Records:
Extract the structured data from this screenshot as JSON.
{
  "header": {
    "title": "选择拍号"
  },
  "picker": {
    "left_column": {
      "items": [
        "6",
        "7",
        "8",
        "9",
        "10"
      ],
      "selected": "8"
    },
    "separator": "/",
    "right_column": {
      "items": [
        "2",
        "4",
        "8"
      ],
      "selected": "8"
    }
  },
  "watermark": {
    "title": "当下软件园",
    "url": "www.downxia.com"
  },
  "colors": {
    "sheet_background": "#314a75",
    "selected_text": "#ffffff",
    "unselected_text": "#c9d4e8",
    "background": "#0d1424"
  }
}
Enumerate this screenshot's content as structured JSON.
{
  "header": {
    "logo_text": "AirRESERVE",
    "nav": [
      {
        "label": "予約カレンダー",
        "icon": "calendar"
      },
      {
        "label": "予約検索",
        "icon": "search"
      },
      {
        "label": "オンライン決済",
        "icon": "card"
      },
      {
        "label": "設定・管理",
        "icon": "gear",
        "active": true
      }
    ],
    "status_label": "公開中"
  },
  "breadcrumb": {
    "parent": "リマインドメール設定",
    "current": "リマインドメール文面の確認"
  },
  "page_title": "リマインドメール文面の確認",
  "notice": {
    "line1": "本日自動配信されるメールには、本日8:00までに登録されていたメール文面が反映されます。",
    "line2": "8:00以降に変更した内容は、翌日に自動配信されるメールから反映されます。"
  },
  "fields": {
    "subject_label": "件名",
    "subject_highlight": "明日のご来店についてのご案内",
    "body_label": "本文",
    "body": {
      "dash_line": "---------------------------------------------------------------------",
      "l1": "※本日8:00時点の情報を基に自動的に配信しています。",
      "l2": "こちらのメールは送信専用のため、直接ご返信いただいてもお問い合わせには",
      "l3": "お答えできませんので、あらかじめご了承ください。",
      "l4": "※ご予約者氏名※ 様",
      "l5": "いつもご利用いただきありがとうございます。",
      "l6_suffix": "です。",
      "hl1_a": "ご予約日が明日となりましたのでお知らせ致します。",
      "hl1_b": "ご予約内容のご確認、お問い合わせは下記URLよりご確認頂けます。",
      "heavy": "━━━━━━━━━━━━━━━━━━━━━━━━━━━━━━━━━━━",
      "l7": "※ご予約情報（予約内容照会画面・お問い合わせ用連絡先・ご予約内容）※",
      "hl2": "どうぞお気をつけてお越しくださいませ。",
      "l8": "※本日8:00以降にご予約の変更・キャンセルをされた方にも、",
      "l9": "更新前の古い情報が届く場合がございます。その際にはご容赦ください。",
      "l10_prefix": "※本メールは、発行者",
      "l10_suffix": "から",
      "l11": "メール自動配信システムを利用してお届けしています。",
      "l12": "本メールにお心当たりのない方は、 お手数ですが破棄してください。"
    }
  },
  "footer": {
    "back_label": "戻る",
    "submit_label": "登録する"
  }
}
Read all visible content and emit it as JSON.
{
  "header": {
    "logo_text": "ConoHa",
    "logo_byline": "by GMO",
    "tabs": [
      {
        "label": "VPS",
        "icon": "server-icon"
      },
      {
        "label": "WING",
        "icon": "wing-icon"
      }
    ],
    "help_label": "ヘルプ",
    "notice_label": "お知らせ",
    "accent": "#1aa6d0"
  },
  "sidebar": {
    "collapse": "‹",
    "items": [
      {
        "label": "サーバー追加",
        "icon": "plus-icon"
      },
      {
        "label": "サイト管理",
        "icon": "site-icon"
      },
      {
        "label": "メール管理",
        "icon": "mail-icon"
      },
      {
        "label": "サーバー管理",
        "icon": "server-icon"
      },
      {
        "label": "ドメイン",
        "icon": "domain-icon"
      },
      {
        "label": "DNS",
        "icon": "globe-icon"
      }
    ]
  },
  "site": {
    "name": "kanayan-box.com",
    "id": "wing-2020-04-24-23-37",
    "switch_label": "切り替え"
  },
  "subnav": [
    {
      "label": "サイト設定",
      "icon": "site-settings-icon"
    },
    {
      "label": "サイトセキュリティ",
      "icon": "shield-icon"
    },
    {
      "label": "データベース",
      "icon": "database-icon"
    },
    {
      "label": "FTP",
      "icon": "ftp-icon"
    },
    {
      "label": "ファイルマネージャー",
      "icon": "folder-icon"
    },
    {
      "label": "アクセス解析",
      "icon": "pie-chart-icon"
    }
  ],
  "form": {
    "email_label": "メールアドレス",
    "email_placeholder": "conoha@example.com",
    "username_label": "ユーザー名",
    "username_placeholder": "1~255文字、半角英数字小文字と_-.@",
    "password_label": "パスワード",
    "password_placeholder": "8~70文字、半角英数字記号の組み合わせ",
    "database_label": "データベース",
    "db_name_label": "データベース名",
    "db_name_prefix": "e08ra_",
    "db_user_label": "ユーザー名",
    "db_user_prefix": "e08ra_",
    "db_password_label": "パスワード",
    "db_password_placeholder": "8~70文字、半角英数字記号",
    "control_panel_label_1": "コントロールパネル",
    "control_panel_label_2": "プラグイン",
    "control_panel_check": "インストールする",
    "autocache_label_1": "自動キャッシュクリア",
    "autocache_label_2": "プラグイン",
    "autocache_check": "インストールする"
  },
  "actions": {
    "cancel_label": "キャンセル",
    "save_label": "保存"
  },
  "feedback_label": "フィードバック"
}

Written exercise: Return what is listed above, exactly and completely.

Exercise answer:
Extract the structured data from this screenshot as JSON.
{
  "header": {
    "title": "选择拍号"
  },
  "picker": {
    "left_column": {
      "items": [
        "6",
        "7",
        "8",
        "9",
        "10"
      ],
      "selected": "8"
    },
    "separator": "/",
    "right_column": {
      "items": [
        "2",
        "4",
        "8"
      ],
      "selected": "8"
    }
  },
  "watermark": {
    "title": "当下软件园",
    "url": "www.downxia.com"
  },
  "colors": {
    "sheet_background": "#314a75",
    "selected_text": "#ffffff",
    "unselected_text": "#c9d4e8",
    "background": "#0d1424"
  }
}
Enumerate this screenshot's content as structured JSON.
{
  "header": {
    "logo_text": "AirRESERVE",
    "nav": [
      {
        "label": "予約カレンダー",
        "icon": "calendar"
      },
      {
        "label": "予約検索",
        "icon": "search"
      },
      {
        "label": "オンライン決済",
        "icon": "card"
      },
      {
        "label": "設定・管理",
        "icon": "gear",
        "active": true
      }
    ],
    "status_label": "公開中"
  },
  "breadcrumb": {
    "parent": "リマインドメール設定",
    "current": "リマインドメール文面の確認"
  },
  "page_title": "リマインドメール文面の確認",
  "notice": {
    "line1": "本日自動配信されるメールには、本日8:00までに登録されていたメール文面が反映されます。",
    "line2": "8:00以降に変更した内容は、翌日に自動配信されるメールから反映されます。"
  },
  "fields": {
    "subject_label": "件名",
    "subject_highlight": "明日のご来店についてのご案内",
    "body_label": "本文",
    "body": {
      "dash_line": "---------------------------------------------------------------------",
      "l1": "※本日8:00時点の情報を基に自動的に配信しています。",
      "l2": "こちらのメールは送信専用のため、直接ご返信いただいてもお問い合わせには",
      "l3": "お答えできませんので、あらかじめご了承ください。",
      "l4": "※ご予約者氏名※ 様",
      "l5": "いつもご利用いただきありがとうございます。",
      "l6_suffix": "です。",
      "hl1_a": "ご予約日が明日となりましたのでお知らせ致します。",
      "hl1_b": "ご予約内容のご確認、お問い合わせは下記URLよりご確認頂けます。",
      "heavy": "━━━━━━━━━━━━━━━━━━━━━━━━━━━━━━━━━━━",
      "l7": "※ご予約情報（予約内容照会画面・お問い合わせ用連絡先・ご予約内容）※",
      "hl2": "どうぞお気をつけてお越しくださいませ。",
      "l8": "※本日8:00以降にご予約の変更・キャンセルをされた方にも、",
      "l9": "更新前の古い情報が届く場合がございます。その際にはご容赦ください。",
      "l10_prefix": "※本メールは、発行者",
      "l10_suffix": "から",
      "l11": "メール自動配信システムを利用してお届けしています。",
      "l12": "本メールにお心当たりのない方は、 お手数ですが破棄してください。"
    }
  },
  "footer": {
    "back_label": "戻る",
    "submit_label": "登録する"
  }
}
Read all visible content and emit it as JSON.
{
  "header": {
    "logo_text": "ConoHa",
    "logo_byline": "by GMO",
    "tabs": [
      {
        "label": "VPS",
        "icon": "server-icon"
      },
      {
        "label": "WING",
        "icon": "wing-icon"
      }
    ],
    "help_label": "ヘルプ",
    "notice_label": "お知らせ",
    "accent": "#1aa6d0"
  },
  "sidebar": {
    "collapse": "‹",
    "items": [
      {
        "label": "サーバー追加",
        "icon": "plus-icon"
      },
      {
        "label": "サイト管理",
        "icon": "site-icon"
      },
      {
        "label": "メール管理",
        "icon": "mail-icon"
      },
      {
        "label": "サーバー管理",
        "icon": "server-icon"
      },
      {
        "label": "ドメイン",
        "icon": "domain-icon"
      },
      {
        "label": "DNS",
        "icon": "globe-icon"
      }
    ]
  },
  "site": {
    "name": "kanayan-box.com",
    "id": "wing-2020-04-24-23-37",
    "switch_label": "切り替え"
  },
  "subnav": [
    {
      "label": "サイト設定",
      "icon": "site-settings-icon"
    },
    {
      "label": "サイトセキュリティ",
      "icon": "shield-icon"
    },
    {
      "label": "データベース",
      "icon": "database-icon"
    },
    {
      "label": "FTP",
      "icon": "ftp-icon"
    },
    {
      "label": "ファイルマネージャー",
      "icon": "folder-icon"
    },
    {
      "label": "アクセス解析",
      "icon": "pie-chart-icon"
    }
  ],
  "form": {
    "email_label": "メールアドレス",
    "email_placeholder": "conoha@example.com",
    "username_label": "ユーザー名",
    "username_placeholder": "1~255文字、半角英数字小文字と_-.@",
    "password_label": "パスワード",
    "password_placeholder": "8~70文字、半角英数字記号の組み合わせ",
    "database_label": "データベース",
    "db_name_label": "データベース名",
    "db_name_prefix": "e08ra_",
    "db_user_label": "ユーザー名",
    "db_user_prefix": "e08ra_",
    "db_password_label": "パスワード",
    "db_password_placeholder": "8~70文字、半角英数字記号",
    "control_panel_label_1": "コントロールパネル",
    "control_panel_label_2": "プラグイン",
    "control_panel_check": "インストールする",
    "autocache_label_1": "自動キャッシュクリア",
    "autocache_label_2": "プラグイン",
    "autocache_check": "インストールする"
  },
  "actions": {
    "cancel_label": "キャンセル",
    "save_label": "保存"
  },
  "feedback_label": "フィードバック"
}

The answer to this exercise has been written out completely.